* **Goal of the exercise**
Copy every line in the records below that contains the word "ylabel".

## BEGIN Stored records

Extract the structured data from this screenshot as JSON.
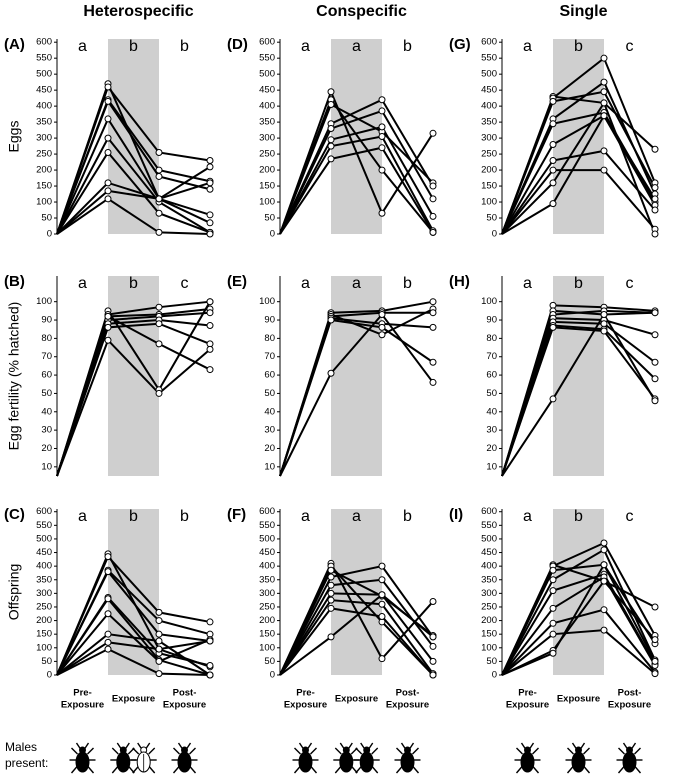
{
  "chart_data": [
    {
      "type": "line",
      "label": "(A)",
      "title": "Heterospecific",
      "ylabel": "Eggs",
      "group_letters": [
        "a",
        "b",
        "b"
      ],
      "x": [
        0,
        1,
        2,
        3
      ],
      "xlim": [
        0,
        3
      ],
      "shade": [
        1,
        2
      ],
      "ylim": [
        0,
        610
      ],
      "yticks": [
        0,
        50,
        100,
        150,
        200,
        250,
        300,
        350,
        400,
        450,
        500,
        550,
        600
      ],
      "color": "#000000",
      "series": [
        {
          "values": [
            0,
            470,
            110,
            35
          ]
        },
        {
          "values": [
            0,
            460,
            255,
            230
          ]
        },
        {
          "values": [
            0,
            420,
            200,
            165
          ]
        },
        {
          "values": [
            0,
            415,
            180,
            140
          ]
        },
        {
          "values": [
            0,
            360,
            110,
            60
          ]
        },
        {
          "values": [
            0,
            300,
            100,
            5
          ]
        },
        {
          "values": [
            0,
            255,
            65,
            5
          ]
        },
        {
          "values": [
            0,
            160,
            110,
            210
          ]
        },
        {
          "values": [
            0,
            135,
            110,
            160
          ]
        },
        {
          "values": [
            0,
            110,
            5,
            0
          ]
        }
      ]
    },
    {
      "type": "line",
      "label": "(D)",
      "title": "Conspecific",
      "group_letters": [
        "a",
        "a",
        "b"
      ],
      "x": [
        0,
        1,
        2,
        3
      ],
      "xlim": [
        0,
        3
      ],
      "shade": [
        1,
        2
      ],
      "ylim": [
        0,
        610
      ],
      "yticks": [
        0,
        50,
        100,
        150,
        200,
        250,
        300,
        350,
        400,
        450,
        500,
        550,
        600
      ],
      "color": "#000000",
      "series": [
        {
          "values": [
            0,
            445,
            65,
            315
          ]
        },
        {
          "values": [
            0,
            420,
            200,
            5
          ]
        },
        {
          "values": [
            0,
            405,
            320,
            160
          ]
        },
        {
          "values": [
            0,
            345,
            420,
            150
          ]
        },
        {
          "values": [
            0,
            330,
            385,
            110
          ]
        },
        {
          "values": [
            0,
            295,
            335,
            55
          ]
        },
        {
          "values": [
            0,
            275,
            305,
            10
          ]
        },
        {
          "values": [
            0,
            235,
            270,
            5
          ]
        }
      ]
    },
    {
      "type": "line",
      "label": "(G)",
      "title": "Single",
      "group_letters": [
        "a",
        "b",
        "c"
      ],
      "x": [
        0,
        1,
        2,
        3
      ],
      "xlim": [
        0,
        3
      ],
      "shade": [
        1,
        2
      ],
      "ylim": [
        0,
        610
      ],
      "yticks": [
        0,
        50,
        100,
        150,
        200,
        250,
        300,
        350,
        400,
        450,
        500,
        550,
        600
      ],
      "color": "#000000",
      "series": [
        {
          "values": [
            0,
            430,
            410,
            265
          ]
        },
        {
          "values": [
            0,
            425,
            550,
            160
          ]
        },
        {
          "values": [
            0,
            415,
            445,
            145
          ]
        },
        {
          "values": [
            0,
            360,
            475,
            125
          ]
        },
        {
          "values": [
            0,
            345,
            380,
            100
          ]
        },
        {
          "values": [
            0,
            280,
            370,
            90
          ]
        },
        {
          "values": [
            0,
            230,
            260,
            75
          ]
        },
        {
          "values": [
            0,
            200,
            200,
            15
          ]
        },
        {
          "values": [
            0,
            160,
            410,
            0
          ]
        },
        {
          "values": [
            0,
            95,
            370,
            110
          ]
        }
      ]
    },
    {
      "type": "line",
      "label": "(B)",
      "ylabel": "Egg fertility (% hatched)",
      "group_letters": [
        "a",
        "b",
        "c"
      ],
      "x": [
        0,
        1,
        2,
        3
      ],
      "xlim": [
        0,
        3
      ],
      "shade": [
        1,
        2
      ],
      "ylim": [
        5,
        114
      ],
      "yticks": [
        10,
        20,
        30,
        40,
        50,
        60,
        70,
        80,
        90,
        100
      ],
      "color": "#000000",
      "series": [
        {
          "values": [
            5,
            95,
            52,
            100
          ]
        },
        {
          "values": [
            5,
            93,
            97,
            100
          ]
        },
        {
          "values": [
            5,
            92,
            93,
            96
          ]
        },
        {
          "values": [
            5,
            90,
            92,
            94
          ]
        },
        {
          "values": [
            5,
            88,
            90,
            87
          ]
        },
        {
          "values": [
            5,
            86,
            88,
            77
          ]
        },
        {
          "values": [
            5,
            79,
            50,
            74
          ]
        },
        {
          "values": [
            5,
            92,
            77,
            63
          ]
        }
      ]
    },
    {
      "type": "line",
      "label": "(E)",
      "group_letters": [
        "a",
        "a",
        "b"
      ],
      "x": [
        0,
        1,
        2,
        3
      ],
      "xlim": [
        0,
        3
      ],
      "shade": [
        1,
        2
      ],
      "ylim": [
        5,
        114
      ],
      "yticks": [
        10,
        20,
        30,
        40,
        50,
        60,
        70,
        80,
        90,
        100
      ],
      "color": "#000000",
      "series": [
        {
          "values": [
            5,
            94,
            95,
            100
          ]
        },
        {
          "values": [
            5,
            93,
            82,
            96
          ]
        },
        {
          "values": [
            5,
            92,
            94,
            94
          ]
        },
        {
          "values": [
            5,
            91,
            88,
            86
          ]
        },
        {
          "values": [
            5,
            90,
            86,
            67
          ]
        },
        {
          "values": [
            5,
            61,
            93,
            56
          ]
        }
      ]
    },
    {
      "type": "line",
      "label": "(H)",
      "group_letters": [
        "a",
        "b",
        "c"
      ],
      "x": [
        0,
        1,
        2,
        3
      ],
      "xlim": [
        0,
        3
      ],
      "shade": [
        1,
        2
      ],
      "ylim": [
        5,
        114
      ],
      "yticks": [
        10,
        20,
        30,
        40,
        50,
        60,
        70,
        80,
        90,
        100
      ],
      "color": "#000000",
      "series": [
        {
          "values": [
            5,
            98,
            97,
            95
          ]
        },
        {
          "values": [
            5,
            95,
            93,
            94
          ]
        },
        {
          "values": [
            5,
            93,
            95,
            94
          ]
        },
        {
          "values": [
            5,
            91,
            90,
            82
          ]
        },
        {
          "values": [
            5,
            89,
            88,
            67
          ]
        },
        {
          "values": [
            5,
            87,
            85,
            58
          ]
        },
        {
          "values": [
            5,
            86,
            84,
            47
          ]
        },
        {
          "values": [
            5,
            47,
            93,
            46
          ]
        }
      ]
    },
    {
      "type": "line",
      "label": "(C)",
      "ylabel": "Offspring",
      "group_letters": [
        "a",
        "b",
        "b"
      ],
      "x": [
        0,
        1,
        2,
        3
      ],
      "xlim": [
        0,
        3
      ],
      "shade": [
        1,
        2
      ],
      "ylim": [
        0,
        610
      ],
      "yticks": [
        0,
        50,
        100,
        150,
        200,
        250,
        300,
        350,
        400,
        450,
        500,
        550,
        600
      ],
      "color": "#000000",
      "xticks": [
        {
          "value": 0.5,
          "label": [
            "Pre-",
            "Exposure"
          ]
        },
        {
          "value": 1.5,
          "label": [
            "Exposure"
          ]
        },
        {
          "value": 2.5,
          "label": [
            "Post-",
            "Exposure"
          ]
        }
      ],
      "series": [
        {
          "values": [
            0,
            445,
            95,
            30
          ]
        },
        {
          "values": [
            0,
            435,
            230,
            195
          ]
        },
        {
          "values": [
            0,
            385,
            200,
            150
          ]
        },
        {
          "values": [
            0,
            380,
            150,
            125
          ]
        },
        {
          "values": [
            0,
            285,
            80,
            35
          ]
        },
        {
          "values": [
            0,
            280,
            55,
            0
          ]
        },
        {
          "values": [
            0,
            225,
            50,
            130
          ]
        },
        {
          "values": [
            0,
            150,
            125,
            0
          ]
        },
        {
          "values": [
            0,
            120,
            95,
            125
          ]
        },
        {
          "values": [
            0,
            95,
            5,
            0
          ]
        }
      ]
    },
    {
      "type": "line",
      "label": "(F)",
      "group_letters": [
        "a",
        "a",
        "b"
      ],
      "x": [
        0,
        1,
        2,
        3
      ],
      "xlim": [
        0,
        3
      ],
      "shade": [
        1,
        2
      ],
      "ylim": [
        0,
        610
      ],
      "yticks": [
        0,
        50,
        100,
        150,
        200,
        250,
        300,
        350,
        400,
        450,
        500,
        550,
        600
      ],
      "color": "#000000",
      "xticks": [
        {
          "value": 0.5,
          "label": [
            "Pre-",
            "Exposure"
          ]
        },
        {
          "value": 1.5,
          "label": [
            "Exposure"
          ]
        },
        {
          "value": 2.5,
          "label": [
            "Post-",
            "Exposure"
          ]
        }
      ],
      "series": [
        {
          "values": [
            0,
            410,
            60,
            270
          ]
        },
        {
          "values": [
            0,
            400,
            195,
            0
          ]
        },
        {
          "values": [
            0,
            385,
            290,
            145
          ]
        },
        {
          "values": [
            0,
            360,
            400,
            140
          ]
        },
        {
          "values": [
            0,
            330,
            350,
            105
          ]
        },
        {
          "values": [
            0,
            300,
            295,
            50
          ]
        },
        {
          "values": [
            0,
            275,
            260,
            5
          ]
        },
        {
          "values": [
            0,
            245,
            215,
            0
          ]
        },
        {
          "values": [
            0,
            140,
            295,
            140
          ]
        }
      ]
    },
    {
      "type": "line",
      "label": "(I)",
      "group_letters": [
        "a",
        "b",
        "c"
      ],
      "x": [
        0,
        1,
        2,
        3
      ],
      "xlim": [
        0,
        3
      ],
      "shade": [
        1,
        2
      ],
      "ylim": [
        0,
        610
      ],
      "yticks": [
        0,
        50,
        100,
        150,
        200,
        250,
        300,
        350,
        400,
        450,
        500,
        550,
        600
      ],
      "color": "#000000",
      "xticks": [
        {
          "value": 0.5,
          "label": [
            "Pre-",
            "Exposure"
          ]
        },
        {
          "value": 1.5,
          "label": [
            "Exposure"
          ]
        },
        {
          "value": 2.5,
          "label": [
            "Post-",
            "Exposure"
          ]
        }
      ],
      "series": [
        {
          "values": [
            0,
            405,
            345,
            250
          ]
        },
        {
          "values": [
            0,
            400,
            485,
            145
          ]
        },
        {
          "values": [
            0,
            385,
            405,
            115
          ]
        },
        {
          "values": [
            0,
            350,
            460,
            55
          ]
        },
        {
          "values": [
            0,
            310,
            370,
            40
          ]
        },
        {
          "values": [
            0,
            245,
            360,
            35
          ]
        },
        {
          "values": [
            0,
            190,
            240,
            10
          ]
        },
        {
          "values": [
            0,
            150,
            165,
            5
          ]
        },
        {
          "values": [
            0,
            90,
            345,
            130
          ]
        },
        {
          "values": [
            0,
            80,
            405,
            50
          ]
        }
      ]
    }
  ],
  "footer": {
    "label": [
      "Males",
      "present:"
    ]
  }
}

## END Stored records

* **Written solution**
      "ylabel": "Eggs",
      "ylabel": "Egg fertility (% hatched)",
      "ylabel": "Offspring",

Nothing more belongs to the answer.